| AIM OF THE TASK |
Look through the entries and report how many lines include the word "promocyjno". Give the number alone.

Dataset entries
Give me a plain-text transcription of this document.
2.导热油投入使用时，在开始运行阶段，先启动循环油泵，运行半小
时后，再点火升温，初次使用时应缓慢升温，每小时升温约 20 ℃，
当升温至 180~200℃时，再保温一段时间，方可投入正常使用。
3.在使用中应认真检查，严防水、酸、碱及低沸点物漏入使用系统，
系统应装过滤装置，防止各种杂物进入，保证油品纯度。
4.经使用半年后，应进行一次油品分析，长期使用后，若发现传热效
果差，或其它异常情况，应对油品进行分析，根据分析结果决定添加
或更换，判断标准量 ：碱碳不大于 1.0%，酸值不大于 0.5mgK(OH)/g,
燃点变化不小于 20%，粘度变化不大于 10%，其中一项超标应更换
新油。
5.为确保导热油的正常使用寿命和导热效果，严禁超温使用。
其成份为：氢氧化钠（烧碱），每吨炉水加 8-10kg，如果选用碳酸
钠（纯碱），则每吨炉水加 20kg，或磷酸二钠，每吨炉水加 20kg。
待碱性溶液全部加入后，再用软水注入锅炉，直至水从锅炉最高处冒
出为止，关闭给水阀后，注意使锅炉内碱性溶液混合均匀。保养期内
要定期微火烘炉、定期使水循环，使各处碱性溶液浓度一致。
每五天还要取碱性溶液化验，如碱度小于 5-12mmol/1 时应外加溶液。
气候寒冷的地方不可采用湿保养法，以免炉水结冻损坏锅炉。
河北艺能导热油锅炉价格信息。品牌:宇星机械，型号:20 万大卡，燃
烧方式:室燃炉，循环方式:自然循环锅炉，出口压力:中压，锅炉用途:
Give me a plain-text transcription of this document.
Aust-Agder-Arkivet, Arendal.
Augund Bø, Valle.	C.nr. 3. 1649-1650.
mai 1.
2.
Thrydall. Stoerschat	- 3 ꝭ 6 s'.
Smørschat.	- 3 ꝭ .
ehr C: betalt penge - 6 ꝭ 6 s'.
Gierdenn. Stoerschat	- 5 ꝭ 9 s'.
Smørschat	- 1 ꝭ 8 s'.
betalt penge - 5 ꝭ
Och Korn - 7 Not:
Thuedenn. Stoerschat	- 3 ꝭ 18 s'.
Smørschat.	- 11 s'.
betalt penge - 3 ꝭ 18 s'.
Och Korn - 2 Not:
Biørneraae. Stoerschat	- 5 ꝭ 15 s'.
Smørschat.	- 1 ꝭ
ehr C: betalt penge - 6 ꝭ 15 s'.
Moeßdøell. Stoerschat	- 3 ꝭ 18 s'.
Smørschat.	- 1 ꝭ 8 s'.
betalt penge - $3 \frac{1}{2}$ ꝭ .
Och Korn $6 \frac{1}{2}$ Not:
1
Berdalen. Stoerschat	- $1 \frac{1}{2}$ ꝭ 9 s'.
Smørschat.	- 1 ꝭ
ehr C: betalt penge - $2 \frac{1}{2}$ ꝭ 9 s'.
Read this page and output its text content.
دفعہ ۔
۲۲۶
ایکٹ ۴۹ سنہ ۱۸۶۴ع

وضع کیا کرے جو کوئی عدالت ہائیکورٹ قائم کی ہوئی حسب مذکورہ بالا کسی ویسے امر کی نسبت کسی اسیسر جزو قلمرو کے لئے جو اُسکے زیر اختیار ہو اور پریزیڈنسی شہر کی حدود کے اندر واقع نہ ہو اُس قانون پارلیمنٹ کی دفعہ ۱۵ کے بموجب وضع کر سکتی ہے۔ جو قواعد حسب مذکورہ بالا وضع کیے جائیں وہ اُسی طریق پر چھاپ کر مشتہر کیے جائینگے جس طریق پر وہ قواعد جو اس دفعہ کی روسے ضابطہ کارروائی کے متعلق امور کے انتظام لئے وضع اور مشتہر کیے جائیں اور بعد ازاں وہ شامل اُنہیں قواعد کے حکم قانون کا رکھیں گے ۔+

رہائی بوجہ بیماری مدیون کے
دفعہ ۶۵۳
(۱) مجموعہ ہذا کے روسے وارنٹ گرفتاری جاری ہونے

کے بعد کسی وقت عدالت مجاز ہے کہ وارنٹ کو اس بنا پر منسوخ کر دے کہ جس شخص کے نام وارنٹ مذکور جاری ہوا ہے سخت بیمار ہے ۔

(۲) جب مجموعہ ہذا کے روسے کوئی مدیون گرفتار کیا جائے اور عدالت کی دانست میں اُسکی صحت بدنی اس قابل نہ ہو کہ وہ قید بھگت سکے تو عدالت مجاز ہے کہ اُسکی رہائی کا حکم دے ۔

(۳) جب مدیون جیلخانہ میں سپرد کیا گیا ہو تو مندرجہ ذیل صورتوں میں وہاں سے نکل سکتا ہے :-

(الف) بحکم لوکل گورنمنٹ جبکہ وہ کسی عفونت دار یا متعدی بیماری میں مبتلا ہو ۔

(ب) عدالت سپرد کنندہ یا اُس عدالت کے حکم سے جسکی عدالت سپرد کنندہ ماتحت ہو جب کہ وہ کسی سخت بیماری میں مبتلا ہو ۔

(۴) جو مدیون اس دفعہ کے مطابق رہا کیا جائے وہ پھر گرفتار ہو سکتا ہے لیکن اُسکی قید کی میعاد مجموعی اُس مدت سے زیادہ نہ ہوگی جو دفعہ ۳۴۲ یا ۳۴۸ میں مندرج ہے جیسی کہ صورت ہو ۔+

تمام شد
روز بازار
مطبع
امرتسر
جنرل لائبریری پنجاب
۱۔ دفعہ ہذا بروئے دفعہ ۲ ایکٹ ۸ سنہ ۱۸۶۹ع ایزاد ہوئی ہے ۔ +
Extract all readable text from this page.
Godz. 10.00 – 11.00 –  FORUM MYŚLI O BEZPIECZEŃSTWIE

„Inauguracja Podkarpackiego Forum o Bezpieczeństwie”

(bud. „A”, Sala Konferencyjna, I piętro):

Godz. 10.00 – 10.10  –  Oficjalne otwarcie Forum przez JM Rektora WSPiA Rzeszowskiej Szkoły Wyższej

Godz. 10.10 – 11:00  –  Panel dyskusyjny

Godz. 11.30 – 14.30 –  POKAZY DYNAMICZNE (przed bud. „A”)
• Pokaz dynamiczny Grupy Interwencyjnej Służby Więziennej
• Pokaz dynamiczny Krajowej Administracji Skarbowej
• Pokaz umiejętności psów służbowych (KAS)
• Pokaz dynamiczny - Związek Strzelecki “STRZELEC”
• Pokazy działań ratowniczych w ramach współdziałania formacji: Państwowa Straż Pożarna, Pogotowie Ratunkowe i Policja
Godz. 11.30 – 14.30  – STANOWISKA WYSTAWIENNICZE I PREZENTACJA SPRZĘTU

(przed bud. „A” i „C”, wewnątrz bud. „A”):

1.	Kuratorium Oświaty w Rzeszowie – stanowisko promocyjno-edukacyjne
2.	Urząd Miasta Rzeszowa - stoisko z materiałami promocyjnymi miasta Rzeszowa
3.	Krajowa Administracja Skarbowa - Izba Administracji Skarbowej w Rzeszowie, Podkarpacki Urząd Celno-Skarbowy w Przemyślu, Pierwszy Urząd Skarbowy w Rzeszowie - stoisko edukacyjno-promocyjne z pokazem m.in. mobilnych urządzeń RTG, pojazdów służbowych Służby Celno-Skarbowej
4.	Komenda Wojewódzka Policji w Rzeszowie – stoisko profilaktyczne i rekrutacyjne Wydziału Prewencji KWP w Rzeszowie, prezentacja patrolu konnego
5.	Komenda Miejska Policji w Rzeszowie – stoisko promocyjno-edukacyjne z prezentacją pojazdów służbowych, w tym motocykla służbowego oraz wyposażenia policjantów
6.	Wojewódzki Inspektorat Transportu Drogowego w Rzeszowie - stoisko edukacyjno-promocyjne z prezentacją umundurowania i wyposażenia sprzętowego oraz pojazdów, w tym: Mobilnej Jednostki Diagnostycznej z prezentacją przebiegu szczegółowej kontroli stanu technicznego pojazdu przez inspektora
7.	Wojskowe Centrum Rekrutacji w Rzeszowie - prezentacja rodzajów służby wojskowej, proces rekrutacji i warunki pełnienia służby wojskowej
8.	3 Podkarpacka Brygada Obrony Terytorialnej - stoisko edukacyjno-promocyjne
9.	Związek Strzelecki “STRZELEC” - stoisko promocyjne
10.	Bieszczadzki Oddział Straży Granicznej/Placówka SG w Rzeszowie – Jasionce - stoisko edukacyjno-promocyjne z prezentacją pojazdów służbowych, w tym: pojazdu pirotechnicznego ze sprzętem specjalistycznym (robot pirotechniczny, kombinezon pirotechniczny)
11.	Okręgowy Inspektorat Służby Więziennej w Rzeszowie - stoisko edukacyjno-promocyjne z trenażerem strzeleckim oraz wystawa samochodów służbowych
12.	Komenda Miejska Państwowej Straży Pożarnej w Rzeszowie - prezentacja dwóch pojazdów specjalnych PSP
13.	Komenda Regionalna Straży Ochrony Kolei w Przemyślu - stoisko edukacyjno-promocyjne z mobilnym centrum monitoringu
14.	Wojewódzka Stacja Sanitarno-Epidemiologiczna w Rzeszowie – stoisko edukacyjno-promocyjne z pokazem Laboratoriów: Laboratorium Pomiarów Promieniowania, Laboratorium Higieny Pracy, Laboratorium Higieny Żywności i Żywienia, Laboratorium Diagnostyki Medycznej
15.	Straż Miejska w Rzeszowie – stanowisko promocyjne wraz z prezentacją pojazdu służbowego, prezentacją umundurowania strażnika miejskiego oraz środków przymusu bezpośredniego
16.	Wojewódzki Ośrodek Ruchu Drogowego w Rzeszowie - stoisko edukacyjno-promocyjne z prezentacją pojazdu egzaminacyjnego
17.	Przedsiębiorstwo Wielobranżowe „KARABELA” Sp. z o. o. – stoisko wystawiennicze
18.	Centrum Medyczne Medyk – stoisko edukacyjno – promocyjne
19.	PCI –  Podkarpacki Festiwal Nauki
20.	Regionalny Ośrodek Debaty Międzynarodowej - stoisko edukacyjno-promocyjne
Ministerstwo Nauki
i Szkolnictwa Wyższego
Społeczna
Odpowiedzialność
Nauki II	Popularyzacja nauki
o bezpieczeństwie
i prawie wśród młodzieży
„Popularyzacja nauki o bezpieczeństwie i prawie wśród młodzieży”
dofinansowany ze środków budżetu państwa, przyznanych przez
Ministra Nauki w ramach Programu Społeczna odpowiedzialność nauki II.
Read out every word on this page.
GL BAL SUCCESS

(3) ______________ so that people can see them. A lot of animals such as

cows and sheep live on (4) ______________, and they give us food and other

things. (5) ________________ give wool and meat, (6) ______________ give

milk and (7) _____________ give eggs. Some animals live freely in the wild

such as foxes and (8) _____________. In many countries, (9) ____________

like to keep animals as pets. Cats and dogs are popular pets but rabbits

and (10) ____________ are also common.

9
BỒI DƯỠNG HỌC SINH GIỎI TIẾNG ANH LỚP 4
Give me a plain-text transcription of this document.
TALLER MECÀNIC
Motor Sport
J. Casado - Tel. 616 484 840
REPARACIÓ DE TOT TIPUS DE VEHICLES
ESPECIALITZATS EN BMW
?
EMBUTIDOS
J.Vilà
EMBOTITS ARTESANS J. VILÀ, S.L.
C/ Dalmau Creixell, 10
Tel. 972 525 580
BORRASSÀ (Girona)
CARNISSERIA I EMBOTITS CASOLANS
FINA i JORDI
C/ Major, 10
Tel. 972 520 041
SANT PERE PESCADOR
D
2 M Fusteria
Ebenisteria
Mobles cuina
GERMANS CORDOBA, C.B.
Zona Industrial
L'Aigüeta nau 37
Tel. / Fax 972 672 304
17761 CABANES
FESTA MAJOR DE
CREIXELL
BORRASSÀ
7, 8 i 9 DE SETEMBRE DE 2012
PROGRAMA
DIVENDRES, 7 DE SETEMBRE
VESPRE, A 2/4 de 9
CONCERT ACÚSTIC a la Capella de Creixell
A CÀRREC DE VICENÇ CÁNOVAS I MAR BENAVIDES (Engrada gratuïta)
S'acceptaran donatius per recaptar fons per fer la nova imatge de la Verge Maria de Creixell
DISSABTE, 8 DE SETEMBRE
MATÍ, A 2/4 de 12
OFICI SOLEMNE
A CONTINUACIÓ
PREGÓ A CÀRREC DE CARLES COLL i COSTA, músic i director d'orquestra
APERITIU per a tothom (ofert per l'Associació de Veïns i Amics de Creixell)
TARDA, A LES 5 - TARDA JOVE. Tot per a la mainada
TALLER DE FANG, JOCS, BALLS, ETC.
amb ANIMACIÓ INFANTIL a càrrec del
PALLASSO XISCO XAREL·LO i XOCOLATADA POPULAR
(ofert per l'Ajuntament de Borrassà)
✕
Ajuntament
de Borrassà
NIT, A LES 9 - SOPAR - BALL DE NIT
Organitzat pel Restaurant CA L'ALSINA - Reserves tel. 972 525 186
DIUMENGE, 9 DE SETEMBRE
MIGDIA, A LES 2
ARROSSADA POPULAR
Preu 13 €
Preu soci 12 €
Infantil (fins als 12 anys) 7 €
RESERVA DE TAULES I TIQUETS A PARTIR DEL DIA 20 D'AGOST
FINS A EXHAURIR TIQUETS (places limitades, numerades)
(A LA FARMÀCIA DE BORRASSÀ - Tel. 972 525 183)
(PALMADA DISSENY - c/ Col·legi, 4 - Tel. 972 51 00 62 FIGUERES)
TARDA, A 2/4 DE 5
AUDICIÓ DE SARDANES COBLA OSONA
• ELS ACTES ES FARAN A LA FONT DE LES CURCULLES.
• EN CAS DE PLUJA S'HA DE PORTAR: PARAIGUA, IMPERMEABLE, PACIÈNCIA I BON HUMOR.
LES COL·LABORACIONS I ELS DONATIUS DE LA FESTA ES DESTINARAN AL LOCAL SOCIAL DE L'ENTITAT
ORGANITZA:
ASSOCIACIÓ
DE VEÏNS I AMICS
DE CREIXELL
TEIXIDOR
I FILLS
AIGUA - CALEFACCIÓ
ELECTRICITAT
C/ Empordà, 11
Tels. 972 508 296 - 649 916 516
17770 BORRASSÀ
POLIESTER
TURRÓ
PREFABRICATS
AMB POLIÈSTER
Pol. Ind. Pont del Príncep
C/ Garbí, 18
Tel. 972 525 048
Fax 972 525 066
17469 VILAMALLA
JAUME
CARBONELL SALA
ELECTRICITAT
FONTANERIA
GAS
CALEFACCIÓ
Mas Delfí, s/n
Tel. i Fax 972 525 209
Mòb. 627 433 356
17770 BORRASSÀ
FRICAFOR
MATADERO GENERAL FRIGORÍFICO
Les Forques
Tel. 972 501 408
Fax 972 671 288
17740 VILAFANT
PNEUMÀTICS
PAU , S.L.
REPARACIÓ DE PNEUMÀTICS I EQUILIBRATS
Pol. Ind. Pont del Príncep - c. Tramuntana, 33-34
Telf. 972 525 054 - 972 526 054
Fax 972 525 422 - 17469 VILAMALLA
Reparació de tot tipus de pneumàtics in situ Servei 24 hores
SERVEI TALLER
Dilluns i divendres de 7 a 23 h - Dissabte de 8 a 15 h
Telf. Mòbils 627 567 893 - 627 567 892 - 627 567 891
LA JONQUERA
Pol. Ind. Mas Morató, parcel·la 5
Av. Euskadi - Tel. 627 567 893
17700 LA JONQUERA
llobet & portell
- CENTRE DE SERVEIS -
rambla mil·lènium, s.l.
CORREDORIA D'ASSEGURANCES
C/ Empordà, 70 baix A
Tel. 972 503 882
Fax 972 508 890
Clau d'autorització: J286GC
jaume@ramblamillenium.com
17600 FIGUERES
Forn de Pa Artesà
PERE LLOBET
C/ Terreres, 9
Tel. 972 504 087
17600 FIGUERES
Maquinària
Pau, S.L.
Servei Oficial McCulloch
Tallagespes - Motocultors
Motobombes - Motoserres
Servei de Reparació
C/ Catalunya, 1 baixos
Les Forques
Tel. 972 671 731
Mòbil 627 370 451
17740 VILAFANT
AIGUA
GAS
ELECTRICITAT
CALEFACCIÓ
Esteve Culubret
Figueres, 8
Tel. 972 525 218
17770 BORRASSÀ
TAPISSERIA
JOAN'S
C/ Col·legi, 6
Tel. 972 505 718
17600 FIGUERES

| RESULT BELOW |
2